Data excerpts

==============================

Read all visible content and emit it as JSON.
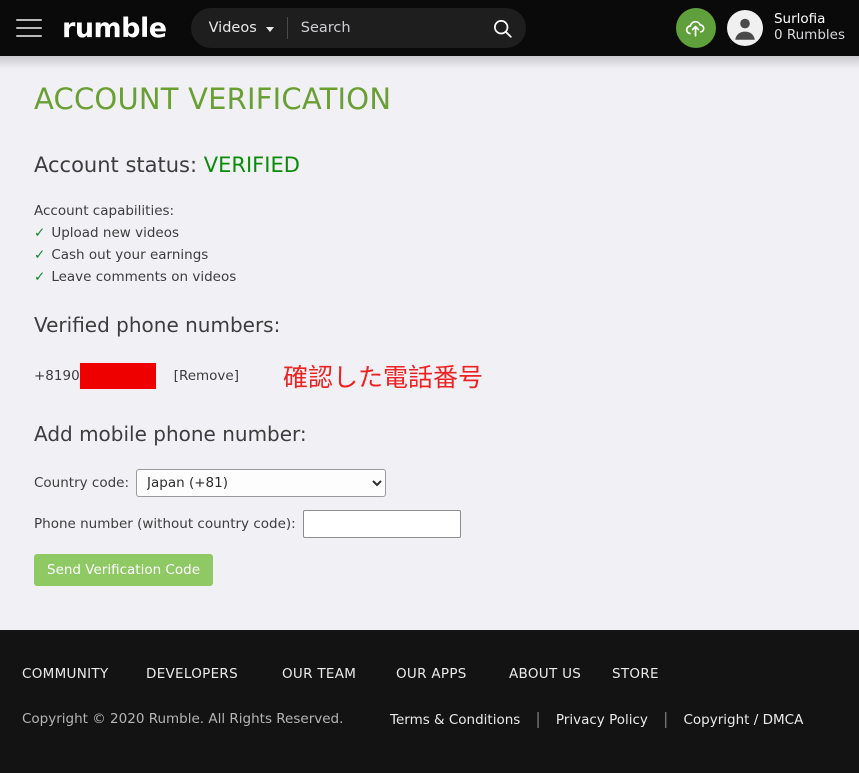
{
  "header": {
    "menu_icon": "hamburger-icon",
    "logo": "rumble",
    "search": {
      "category": "Videos",
      "placeholder": "Search",
      "value": "",
      "search_icon": "magnifier-icon",
      "chevron_icon": "chevron-down-icon"
    },
    "upload_icon": "cloud-upload-icon",
    "avatar_icon": "person-avatar-icon",
    "username": "Surlofia",
    "rumbles": "0 Rumbles"
  },
  "main": {
    "page_title": "ACCOUNT VERIFICATION",
    "account_status_label": "Account status:",
    "account_status_value": "VERIFIED",
    "capabilities_heading": "Account capabilities:",
    "capabilities": [
      {
        "tick": "✓",
        "label": "Upload new videos"
      },
      {
        "tick": "✓",
        "label": "Cash out your earnings"
      },
      {
        "tick": "✓",
        "label": "Leave comments on videos"
      }
    ],
    "verified_heading": "Verified phone numbers:",
    "phone": {
      "prefix": "+8190",
      "redacted": true,
      "remove_label": "[Remove]",
      "annotation": "確認した電話番号"
    },
    "add_heading": "Add mobile phone number:",
    "form": {
      "country_label": "Country code:",
      "country_selected": "Japan (+81)",
      "country_options": [
        "Japan (+81)"
      ],
      "phone_label": "Phone number (without country code):",
      "phone_value": "",
      "phone_placeholder": "",
      "submit_label": "Send Verification Code"
    }
  },
  "footer": {
    "links": [
      "COMMUNITY",
      "DEVELOPERS",
      "OUR TEAM",
      "OUR APPS",
      "ABOUT US",
      "STORE"
    ],
    "copyright": "Copyright © 2020 Rumble. All Rights Reserved.",
    "legal": [
      "Terms & Conditions",
      "Privacy Policy",
      "Copyright / DMCA"
    ],
    "pipe": "|"
  },
  "colors": {
    "header_bg": "#0a0a0a",
    "page_bg": "#f1f1f5",
    "title_green": "#6a9f33",
    "verified_green": "#0a8b0a",
    "button_green": "#8ec964",
    "upload_green": "#5fa03c",
    "redaction_red": "#ee0000",
    "annotation_red": "#ee2222",
    "footer_bg": "#131313"
  }
}
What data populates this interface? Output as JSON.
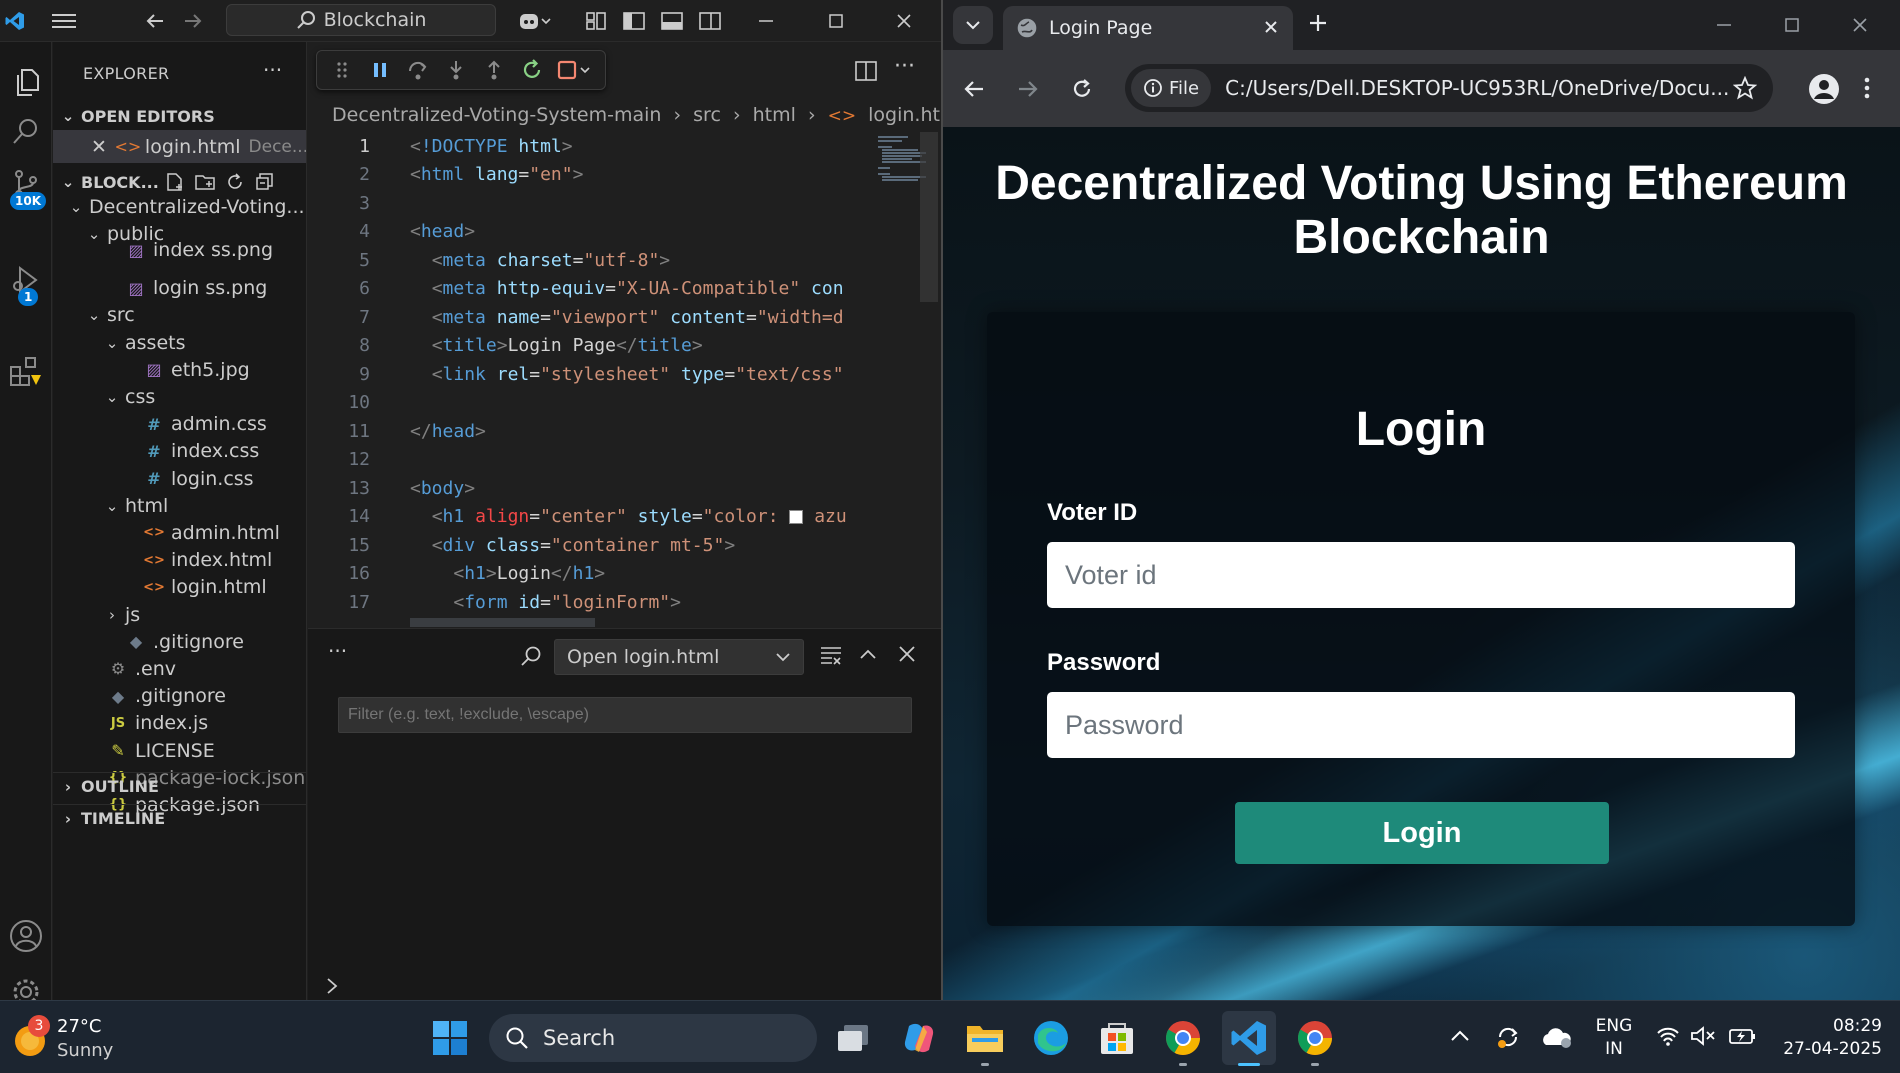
{
  "vscode": {
    "search_title": "Blockchain",
    "sidebar": {
      "header": "EXPLORER",
      "open_editors_label": "OPEN EDITORS",
      "open_editor": {
        "name": "login.html",
        "path": "Dece..."
      },
      "workspace_label": "BLOCK...",
      "tree": [
        {
          "label": "Decentralized-Voting...",
          "kind": "folder",
          "depth": 0
        },
        {
          "label": "public",
          "kind": "folder",
          "depth": 1
        },
        {
          "label": "index ss.png",
          "kind": "image",
          "depth": 2
        },
        {
          "label": "login ss.png",
          "kind": "image",
          "depth": 2
        },
        {
          "label": "src",
          "kind": "folder",
          "depth": 1
        },
        {
          "label": "assets",
          "kind": "folder",
          "depth": 2
        },
        {
          "label": "eth5.jpg",
          "kind": "image",
          "depth": 3
        },
        {
          "label": "css",
          "kind": "folder",
          "depth": 2
        },
        {
          "label": "admin.css",
          "kind": "css",
          "depth": 3
        },
        {
          "label": "index.css",
          "kind": "css",
          "depth": 3
        },
        {
          "label": "login.css",
          "kind": "css",
          "depth": 3
        },
        {
          "label": "html",
          "kind": "folder",
          "depth": 2
        },
        {
          "label": "admin.html",
          "kind": "html",
          "depth": 3
        },
        {
          "label": "index.html",
          "kind": "html",
          "depth": 3
        },
        {
          "label": "login.html",
          "kind": "html",
          "depth": 3
        },
        {
          "label": "js",
          "kind": "folder-closed",
          "depth": 2
        },
        {
          "label": ".gitignore",
          "kind": "git",
          "depth": 2
        },
        {
          "label": ".env",
          "kind": "gear",
          "depth": 1
        },
        {
          "label": ".gitignore",
          "kind": "git",
          "depth": 1
        },
        {
          "label": "index.js",
          "kind": "js",
          "depth": 1
        },
        {
          "label": "LICENSE",
          "kind": "license",
          "depth": 1
        },
        {
          "label": "package-lock.json",
          "kind": "json",
          "depth": 1
        },
        {
          "label": "package.json",
          "kind": "json",
          "depth": 1
        }
      ],
      "outline_label": "OUTLINE",
      "timeline_label": "TIMELINE"
    },
    "badges": {
      "source_control": "10K",
      "run_debug": "1"
    },
    "breadcrumb": [
      "Decentralized-Voting-System-main",
      "src",
      "html",
      "login.html",
      "..."
    ],
    "panel": {
      "select_value": "Open login.html",
      "filter_placeholder": "Filter (e.g. text, !exclude, \\escape)"
    }
  },
  "chrome": {
    "tab_title": "Login Page",
    "address_chip": "File",
    "url": "C:/Users/Dell.DESKTOP-UC953RL/OneDrive/Docu...",
    "page": {
      "title": "Decentralized Voting Using Ethereum Blockchain",
      "card_title": "Login",
      "voter_label": "Voter ID",
      "voter_placeholder": "Voter id",
      "password_label": "Password",
      "password_placeholder": "Password",
      "login_button": "Login"
    }
  },
  "taskbar": {
    "weather_badge": "3",
    "temperature": "27°C",
    "condition": "Sunny",
    "search_label": "Search",
    "lang_top": "ENG",
    "lang_bottom": "IN",
    "time": "08:29",
    "date": "27-04-2025"
  },
  "colors": {
    "login_button": "#1e8a7a",
    "vscode_accent": "#0078d4",
    "debug_warning": "#f1c40f"
  }
}
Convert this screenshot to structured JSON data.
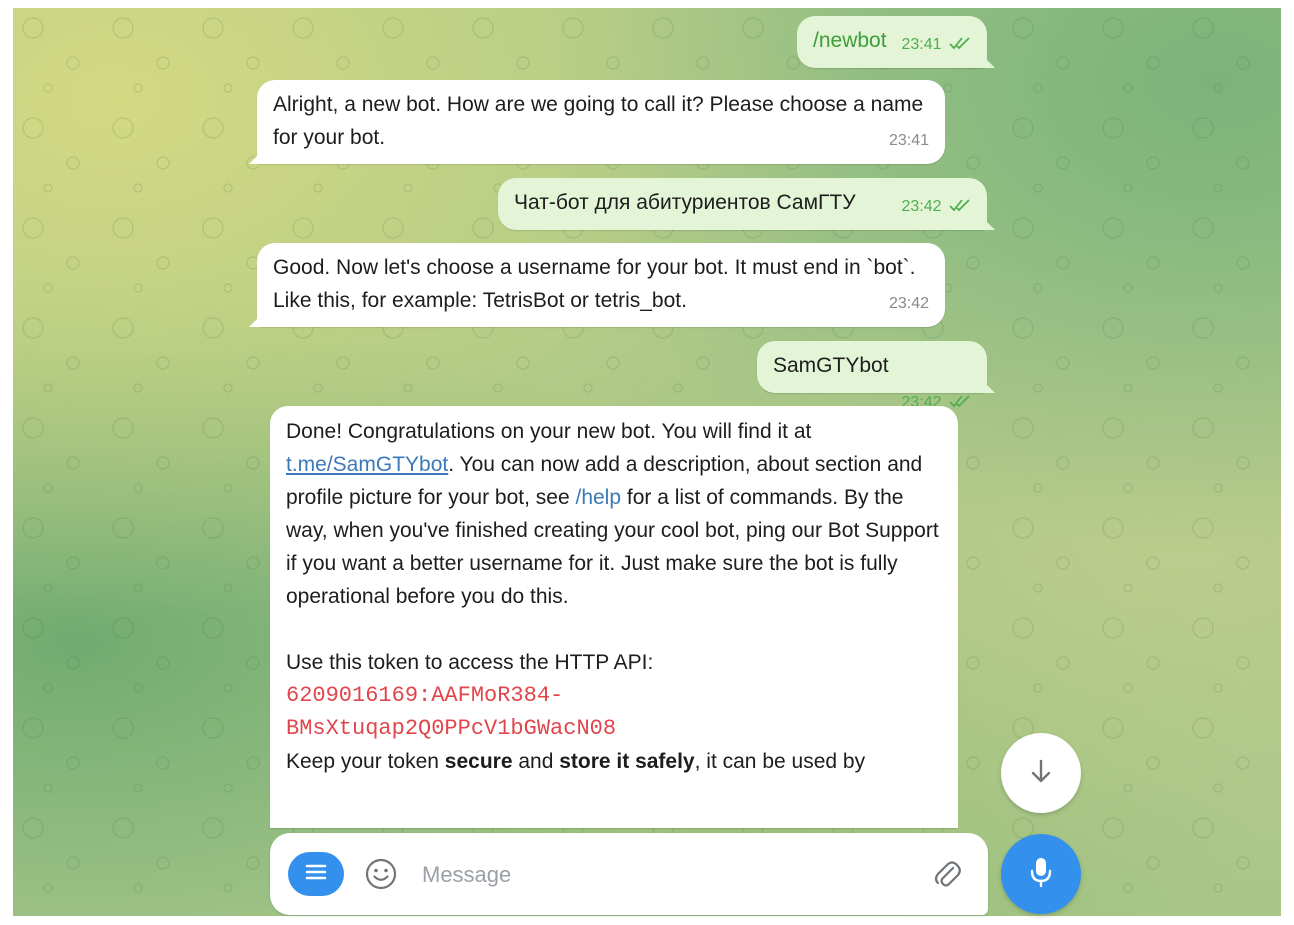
{
  "messages": [
    {
      "direction": "out",
      "text": "/newbot",
      "time": "23:41"
    },
    {
      "direction": "in",
      "text": "Alright, a new bot. How are we going to call it? Please choose a name for your bot.",
      "time": "23:41"
    },
    {
      "direction": "out",
      "text": "Чат-бот для абитуриентов СамГТУ",
      "time": "23:42"
    },
    {
      "direction": "in",
      "text": "Good. Now let's choose a username for your bot. It must end in `bot`. Like this, for example: TetrisBot or tetris_bot.",
      "time": "23:42"
    },
    {
      "direction": "out",
      "text": "SamGTYbot",
      "time": "23:42"
    }
  ],
  "done_message": {
    "p1_a": "Done! Congratulations on your new bot. You will find it at ",
    "link": "t.me/SamGTYbot",
    "p1_b": ". You can now add a description, about section and profile picture for your bot, see ",
    "help_cmd": "/help",
    "p1_c": " for a list of commands. By the way, when you've finished creating your cool bot, ping our Bot Support if you want a better username for it. Just make sure the bot is fully operational before you do this.",
    "p2": "Use this token to access the HTTP API:",
    "token_line1": "6209016169:AAFMoR384-",
    "token_line2": "BMsXtuqap2Q0PPcV1bGWacN08",
    "p3_a": "Keep your token ",
    "p3_secure": "secure",
    "p3_b": " and ",
    "p3_store": "store it safely",
    "p3_c": ", it can be used by"
  },
  "composer": {
    "placeholder": "Message"
  },
  "icons": {
    "menu": "menu-icon",
    "emoji": "smile-icon",
    "attach": "paperclip-icon",
    "scroll_down": "arrow-down-icon",
    "mic": "microphone-icon",
    "read": "double-check-icon"
  },
  "colors": {
    "accent": "#3390ec",
    "outgoing_bubble": "#e3f5d6",
    "token": "#e0464b",
    "link": "#3b79b9"
  }
}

==============================

● Given instruction
Quote the material in full and exactly; do not carry over its pictures.

● Solution for this task
Read all visible content and emit it as JSON.
{
  "header": {
    "menu_icon": "hamburger-icon",
    "logo": "rumble",
    "search": {
      "category": "Videos",
      "placeholder": "Search",
      "value": "",
      "search_icon": "magnifier-icon",
      "chevron_icon": "chevron-down-icon"
    },
    "upload_icon": "cloud-upload-icon",
    "avatar_icon": "person-avatar-icon",
    "username": "Surlofia",
    "rumbles": "0 Rumbles"
  },
  "main": {
    "page_title": "ACCOUNT VERIFICATION",
    "account_status_label": "Account status:",
    "account_status_value": "VERIFIED",
    "capabilities_heading": "Account capabilities:",
    "capabilities": [
      {
        "tick": "✓",
        "label": "Upload new videos"
      },
      {
        "tick": "✓",
        "label": "Cash out your earnings"
      },
      {
        "tick": "✓",
        "label": "Leave comments on videos"
      }
    ],
    "verified_heading": "Verified phone numbers:",
    "phone": {
      "prefix": "+8190",
      "redacted": true,
      "remove_label": "[Remove]",
      "annotation": "確認した電話番号"
    },
    "add_heading": "Add mobile phone number:",
    "form": {
      "country_label": "Country code:",
      "country_selected": "Japan (+81)",
      "country_options": [
        "Japan (+81)"
      ],
      "phone_label": "Phone number (without country code):",
      "phone_value": "",
      "phone_placeholder": "",
      "submit_label": "Send Verification Code"
    }
  },
  "footer": {
    "links": [
      "COMMUNITY",
      "DEVELOPERS",
      "OUR TEAM",
      "OUR APPS",
      "ABOUT US",
      "STORE"
    ],
    "copyright": "Copyright © 2020 Rumble. All Rights Reserved.",
    "legal": [
      "Terms & Conditions",
      "Privacy Policy",
      "Copyright / DMCA"
    ],
    "pipe": "|"
  },
  "colors": {
    "header_bg": "#0a0a0a",
    "page_bg": "#f1f1f5",
    "title_green": "#6a9f33",
    "verified_green": "#0a8b0a",
    "button_green": "#8ec964",
    "upload_green": "#5fa03c",
    "redaction_red": "#ee0000",
    "annotation_red": "#ee2222",
    "footer_bg": "#131313"
  }
}
What data populates this interface? Output as JSON.
{
  "vscode": {
    "search_title": "Blockchain",
    "sidebar": {
      "header": "EXPLORER",
      "open_editors_label": "OPEN EDITORS",
      "open_editor": {
        "name": "login.html",
        "path": "Dece..."
      },
      "workspace_label": "BLOCK...",
      "tree": [
        {
          "label": "Decentralized-Voting...",
          "kind": "folder",
          "depth": 0
        },
        {
          "label": "public",
          "kind": "folder",
          "depth": 1
        },
        {
          "label": "index ss.png",
          "kind": "image",
          "depth": 2
        },
        {
          "label": "login ss.png",
          "kind": "image",
          "depth": 2
        },
        {
          "label": "src",
          "kind": "folder",
          "depth": 1
        },
        {
          "label": "assets",
          "kind": "folder",
          "depth": 2
        },
        {
          "label": "eth5.jpg",
          "kind": "image",
          "depth": 3
        },
        {
          "label": "css",
          "kind": "folder",
          "depth": 2
        },
        {
          "label": "admin.css",
          "kind": "css",
          "depth": 3
        },
        {
          "label": "index.css",
          "kind": "css",
          "depth": 3
        },
        {
          "label": "login.css",
          "kind": "css",
          "depth": 3
        },
        {
          "label": "html",
          "kind": "folder",
          "depth": 2
        },
        {
          "label": "admin.html",
          "kind": "html",
          "depth": 3
        },
        {
          "label": "index.html",
          "kind": "html",
          "depth": 3
        },
        {
          "label": "login.html",
          "kind": "html",
          "depth": 3
        },
        {
          "label": "js",
          "kind": "folder-closed",
          "depth": 2
        },
        {
          "label": ".gitignore",
          "kind": "git",
          "depth": 2
        },
        {
          "label": ".env",
          "kind": "gear",
          "depth": 1
        },
        {
          "label": ".gitignore",
          "kind": "git",
          "depth": 1
        },
        {
          "label": "index.js",
          "kind": "js",
          "depth": 1
        },
        {
          "label": "LICENSE",
          "kind": "license",
          "depth": 1
        },
        {
          "label": "package-lock.json",
          "kind": "json",
          "depth": 1
        },
        {
          "label": "package.json",
          "kind": "json",
          "depth": 1
        }
      ],
      "outline_label": "OUTLINE",
      "timeline_label": "TIMELINE"
    },
    "badges": {
      "source_control": "10K",
      "run_debug": "1"
    },
    "breadcrumb": [
      "Decentralized-Voting-System-main",
      "src",
      "html",
      "login.html",
      "..."
    ],
    "panel": {
      "select_value": "Open login.html",
      "filter_placeholder": "Filter (e.g. text, !exclude, \\escape)"
    }
  },
  "chrome": {
    "tab_title": "Login Page",
    "address_chip": "File",
    "url": "C:/Users/Dell.DESKTOP-UC953RL/OneDrive/Docu...",
    "page": {
      "title": "Decentralized Voting Using Ethereum Blockchain",
      "card_title": "Login",
      "voter_label": "Voter ID",
      "voter_placeholder": "Voter id",
      "password_label": "Password",
      "password_placeholder": "Password",
      "login_button": "Login"
    }
  },
  "taskbar": {
    "weather_badge": "3",
    "temperature": "27°C",
    "condition": "Sunny",
    "search_label": "Search",
    "lang_top": "ENG",
    "lang_bottom": "IN",
    "time": "08:29",
    "date": "27-04-2025"
  },
  "colors": {
    "login_button": "#1e8a7a",
    "vscode_accent": "#0078d4",
    "debug_warning": "#f1c40f"
  }
}
Convert this screenshot to structured JSON data.
{
  "messages": [
    {
      "direction": "out",
      "text": "/newbot",
      "time": "23:41"
    },
    {
      "direction": "in",
      "text": "Alright, a new bot. How are we going to call it? Please choose a name for your bot.",
      "time": "23:41"
    },
    {
      "direction": "out",
      "text": "Чат-бот для абитуриентов СамГТУ",
      "time": "23:42"
    },
    {
      "direction": "in",
      "text": "Good. Now let's choose a username for your bot. It must end in `bot`. Like this, for example: TetrisBot or tetris_bot.",
      "time": "23:42"
    },
    {
      "direction": "out",
      "text": "SamGTYbot",
      "time": "23:42"
    }
  ],
  "done_message": {
    "p1_a": "Done! Congratulations on your new bot. You will find it at ",
    "link": "t.me/SamGTYbot",
    "p1_b": ". You can now add a description, about section and profile picture for your bot, see ",
    "help_cmd": "/help",
    "p1_c": " for a list of commands. By the way, when you've finished creating your cool bot, ping our Bot Support if you want a better username for it. Just make sure the bot is fully operational before you do this.",
    "p2": "Use this token to access the HTTP API:",
    "token_line1": "6209016169:AAFMoR384-",
    "token_line2": "BMsXtuqap2Q0PPcV1bGWacN08",
    "p3_a": "Keep your token ",
    "p3_secure": "secure",
    "p3_b": " and ",
    "p3_store": "store it safely",
    "p3_c": ", it can be used by"
  },
  "composer": {
    "placeholder": "Message"
  },
  "icons": {
    "menu": "menu-icon",
    "emoji": "smile-icon",
    "attach": "paperclip-icon",
    "scroll_down": "arrow-down-icon",
    "mic": "microphone-icon",
    "read": "double-check-icon"
  },
  "colors": {
    "accent": "#3390ec",
    "outgoing_bubble": "#e3f5d6",
    "token": "#e0464b",
    "link": "#3b79b9"
  }
}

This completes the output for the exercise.